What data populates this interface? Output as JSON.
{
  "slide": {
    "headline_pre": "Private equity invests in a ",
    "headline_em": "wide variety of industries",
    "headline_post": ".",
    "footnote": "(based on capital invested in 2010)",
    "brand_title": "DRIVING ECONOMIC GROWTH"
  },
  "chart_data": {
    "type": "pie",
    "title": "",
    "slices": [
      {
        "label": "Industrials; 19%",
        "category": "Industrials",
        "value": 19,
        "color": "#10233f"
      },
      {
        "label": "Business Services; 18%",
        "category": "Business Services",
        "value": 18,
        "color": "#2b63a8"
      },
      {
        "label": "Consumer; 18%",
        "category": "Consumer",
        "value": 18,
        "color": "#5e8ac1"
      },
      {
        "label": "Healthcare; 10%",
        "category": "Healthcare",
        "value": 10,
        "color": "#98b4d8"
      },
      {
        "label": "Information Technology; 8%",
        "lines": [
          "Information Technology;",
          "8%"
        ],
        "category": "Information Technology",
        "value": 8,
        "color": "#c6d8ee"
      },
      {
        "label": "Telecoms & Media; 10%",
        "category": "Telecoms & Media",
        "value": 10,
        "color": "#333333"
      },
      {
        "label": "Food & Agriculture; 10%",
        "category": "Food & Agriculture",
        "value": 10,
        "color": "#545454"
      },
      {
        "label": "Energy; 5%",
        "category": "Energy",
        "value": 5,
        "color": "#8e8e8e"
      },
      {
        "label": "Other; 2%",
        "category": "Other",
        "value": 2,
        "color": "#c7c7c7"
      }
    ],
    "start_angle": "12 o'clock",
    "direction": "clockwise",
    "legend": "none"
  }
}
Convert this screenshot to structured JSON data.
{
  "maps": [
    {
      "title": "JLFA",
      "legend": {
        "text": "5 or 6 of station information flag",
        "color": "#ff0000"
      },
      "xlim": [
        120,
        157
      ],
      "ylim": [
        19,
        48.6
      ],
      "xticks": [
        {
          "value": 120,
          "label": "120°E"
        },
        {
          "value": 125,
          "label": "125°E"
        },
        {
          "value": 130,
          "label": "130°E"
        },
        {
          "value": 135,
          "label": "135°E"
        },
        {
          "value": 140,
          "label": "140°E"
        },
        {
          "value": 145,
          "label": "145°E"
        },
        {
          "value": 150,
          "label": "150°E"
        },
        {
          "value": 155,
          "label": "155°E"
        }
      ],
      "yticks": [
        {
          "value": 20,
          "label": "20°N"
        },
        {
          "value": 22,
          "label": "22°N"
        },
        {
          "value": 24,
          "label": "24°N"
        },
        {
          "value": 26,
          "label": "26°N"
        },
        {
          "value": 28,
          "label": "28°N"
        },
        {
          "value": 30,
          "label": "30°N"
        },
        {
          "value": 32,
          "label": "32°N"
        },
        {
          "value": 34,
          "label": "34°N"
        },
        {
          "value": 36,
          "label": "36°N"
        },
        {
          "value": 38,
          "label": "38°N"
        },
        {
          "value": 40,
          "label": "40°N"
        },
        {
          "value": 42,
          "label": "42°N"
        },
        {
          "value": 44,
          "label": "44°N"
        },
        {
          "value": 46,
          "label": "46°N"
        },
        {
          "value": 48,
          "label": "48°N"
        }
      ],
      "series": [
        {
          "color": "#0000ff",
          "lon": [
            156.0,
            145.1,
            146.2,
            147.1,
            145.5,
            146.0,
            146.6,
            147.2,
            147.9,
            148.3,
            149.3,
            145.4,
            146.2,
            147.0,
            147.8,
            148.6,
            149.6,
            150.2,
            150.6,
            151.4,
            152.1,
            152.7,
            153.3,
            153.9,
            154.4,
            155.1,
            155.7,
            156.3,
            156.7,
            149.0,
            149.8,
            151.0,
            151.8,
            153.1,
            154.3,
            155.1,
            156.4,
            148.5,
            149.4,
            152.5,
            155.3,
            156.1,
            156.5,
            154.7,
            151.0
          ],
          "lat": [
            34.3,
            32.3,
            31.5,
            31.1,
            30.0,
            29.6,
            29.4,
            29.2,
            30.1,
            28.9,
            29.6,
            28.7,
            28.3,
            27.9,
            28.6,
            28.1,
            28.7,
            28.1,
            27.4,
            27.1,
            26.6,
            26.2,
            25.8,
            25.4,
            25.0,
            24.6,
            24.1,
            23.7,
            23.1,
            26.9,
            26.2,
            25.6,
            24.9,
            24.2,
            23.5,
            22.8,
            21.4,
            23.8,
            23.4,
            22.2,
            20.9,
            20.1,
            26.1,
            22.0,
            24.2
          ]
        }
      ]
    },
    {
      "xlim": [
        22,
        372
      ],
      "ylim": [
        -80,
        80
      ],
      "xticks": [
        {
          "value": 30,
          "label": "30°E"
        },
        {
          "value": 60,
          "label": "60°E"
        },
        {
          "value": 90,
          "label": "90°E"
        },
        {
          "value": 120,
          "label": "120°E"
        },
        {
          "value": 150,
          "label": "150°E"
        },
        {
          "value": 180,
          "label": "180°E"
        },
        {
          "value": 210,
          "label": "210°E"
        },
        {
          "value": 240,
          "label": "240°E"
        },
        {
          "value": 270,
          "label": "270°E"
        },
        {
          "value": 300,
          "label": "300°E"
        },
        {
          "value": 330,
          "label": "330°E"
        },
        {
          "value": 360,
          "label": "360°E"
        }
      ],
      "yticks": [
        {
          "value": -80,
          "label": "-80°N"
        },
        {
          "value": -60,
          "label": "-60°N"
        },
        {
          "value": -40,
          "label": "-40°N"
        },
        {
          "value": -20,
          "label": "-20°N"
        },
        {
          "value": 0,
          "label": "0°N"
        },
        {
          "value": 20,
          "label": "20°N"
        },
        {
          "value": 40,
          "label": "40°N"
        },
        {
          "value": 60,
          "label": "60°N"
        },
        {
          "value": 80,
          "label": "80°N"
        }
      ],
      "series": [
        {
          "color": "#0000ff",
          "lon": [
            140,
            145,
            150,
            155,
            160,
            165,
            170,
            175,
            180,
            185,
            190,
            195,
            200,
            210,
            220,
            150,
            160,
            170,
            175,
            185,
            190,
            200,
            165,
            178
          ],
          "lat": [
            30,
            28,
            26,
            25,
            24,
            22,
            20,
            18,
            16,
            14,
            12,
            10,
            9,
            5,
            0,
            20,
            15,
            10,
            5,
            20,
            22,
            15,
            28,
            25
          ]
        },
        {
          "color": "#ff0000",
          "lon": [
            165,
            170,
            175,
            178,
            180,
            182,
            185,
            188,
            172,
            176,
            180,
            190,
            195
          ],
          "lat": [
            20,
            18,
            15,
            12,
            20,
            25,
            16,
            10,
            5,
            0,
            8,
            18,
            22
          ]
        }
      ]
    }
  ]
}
•••
▶ [Written instruction]
Track down every line holding the string "Business" and copy it.

▶ [Complete response]
        "label": "Business Services; 18%",
        "category": "Business Services",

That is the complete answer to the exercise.